WORK TO DO:
Repeat the whole listing exactly as written.

AVAILABLE DATA:
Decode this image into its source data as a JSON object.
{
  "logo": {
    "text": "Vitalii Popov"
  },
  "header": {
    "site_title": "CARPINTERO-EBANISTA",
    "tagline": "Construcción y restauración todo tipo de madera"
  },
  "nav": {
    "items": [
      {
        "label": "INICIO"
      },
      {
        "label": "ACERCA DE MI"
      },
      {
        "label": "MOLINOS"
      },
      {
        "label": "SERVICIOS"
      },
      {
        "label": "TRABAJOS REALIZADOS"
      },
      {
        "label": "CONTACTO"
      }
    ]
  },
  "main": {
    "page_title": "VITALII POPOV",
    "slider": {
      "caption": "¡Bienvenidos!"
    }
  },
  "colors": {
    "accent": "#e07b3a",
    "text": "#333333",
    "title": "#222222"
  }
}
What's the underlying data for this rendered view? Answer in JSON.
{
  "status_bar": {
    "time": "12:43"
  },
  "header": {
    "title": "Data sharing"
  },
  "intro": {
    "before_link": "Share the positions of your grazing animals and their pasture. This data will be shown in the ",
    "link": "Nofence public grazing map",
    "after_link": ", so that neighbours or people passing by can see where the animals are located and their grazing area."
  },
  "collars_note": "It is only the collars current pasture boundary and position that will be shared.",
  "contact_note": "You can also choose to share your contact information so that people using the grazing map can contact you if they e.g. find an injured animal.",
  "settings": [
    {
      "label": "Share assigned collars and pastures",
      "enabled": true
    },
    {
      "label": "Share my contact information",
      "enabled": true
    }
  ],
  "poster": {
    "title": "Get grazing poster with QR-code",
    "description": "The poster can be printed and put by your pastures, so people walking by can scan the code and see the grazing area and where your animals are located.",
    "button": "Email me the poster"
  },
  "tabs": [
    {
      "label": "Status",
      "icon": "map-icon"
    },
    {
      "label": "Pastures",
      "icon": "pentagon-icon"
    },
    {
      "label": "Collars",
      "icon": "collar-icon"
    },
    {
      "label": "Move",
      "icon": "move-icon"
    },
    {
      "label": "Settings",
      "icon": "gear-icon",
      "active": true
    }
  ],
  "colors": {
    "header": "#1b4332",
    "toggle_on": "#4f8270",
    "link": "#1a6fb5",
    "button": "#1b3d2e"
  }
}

COMPLETED EXERCISE:
Decode this image into its source data as a JSON object.
{
  "logo": {
    "text": "Vitalii Popov"
  },
  "header": {
    "site_title": "CARPINTERO-EBANISTA",
    "tagline": "Construcción y restauración todo tipo de madera"
  },
  "nav": {
    "items": [
      {
        "label": "INICIO"
      },
      {
        "label": "ACERCA DE MI"
      },
      {
        "label": "MOLINOS"
      },
      {
        "label": "SERVICIOS"
      },
      {
        "label": "TRABAJOS REALIZADOS"
      },
      {
        "label": "CONTACTO"
      }
    ]
  },
  "main": {
    "page_title": "VITALII POPOV",
    "slider": {
      "caption": "¡Bienvenidos!"
    }
  },
  "colors": {
    "accent": "#e07b3a",
    "text": "#333333",
    "title": "#222222"
  }
}
What's the underlying data for this rendered view? Answer in JSON.
{
  "status_bar": {
    "time": "12:43"
  },
  "header": {
    "title": "Data sharing"
  },
  "intro": {
    "before_link": "Share the positions of your grazing animals and their pasture. This data will be shown in the ",
    "link": "Nofence public grazing map",
    "after_link": ", so that neighbours or people passing by can see where the animals are located and their grazing area."
  },
  "collars_note": "It is only the collars current pasture boundary and position that will be shared.",
  "contact_note": "You can also choose to share your contact information so that people using the grazing map can contact you if they e.g. find an injured animal.",
  "settings": [
    {
      "label": "Share assigned collars and pastures",
      "enabled": true
    },
    {
      "label": "Share my contact information",
      "enabled": true
    }
  ],
  "poster": {
    "title": "Get grazing poster with QR-code",
    "description": "The poster can be printed and put by your pastures, so people walking by can scan the code and see the grazing area and where your animals are located.",
    "button": "Email me the poster"
  },
  "tabs": [
    {
      "label": "Status",
      "icon": "map-icon"
    },
    {
      "label": "Pastures",
      "icon": "pentagon-icon"
    },
    {
      "label": "Collars",
      "icon": "collar-icon"
    },
    {
      "label": "Move",
      "icon": "move-icon"
    },
    {
      "label": "Settings",
      "icon": "gear-icon",
      "active": true
    }
  ],
  "colors": {
    "header": "#1b4332",
    "toggle_on": "#4f8270",
    "link": "#1a6fb5",
    "button": "#1b3d2e"
  }
}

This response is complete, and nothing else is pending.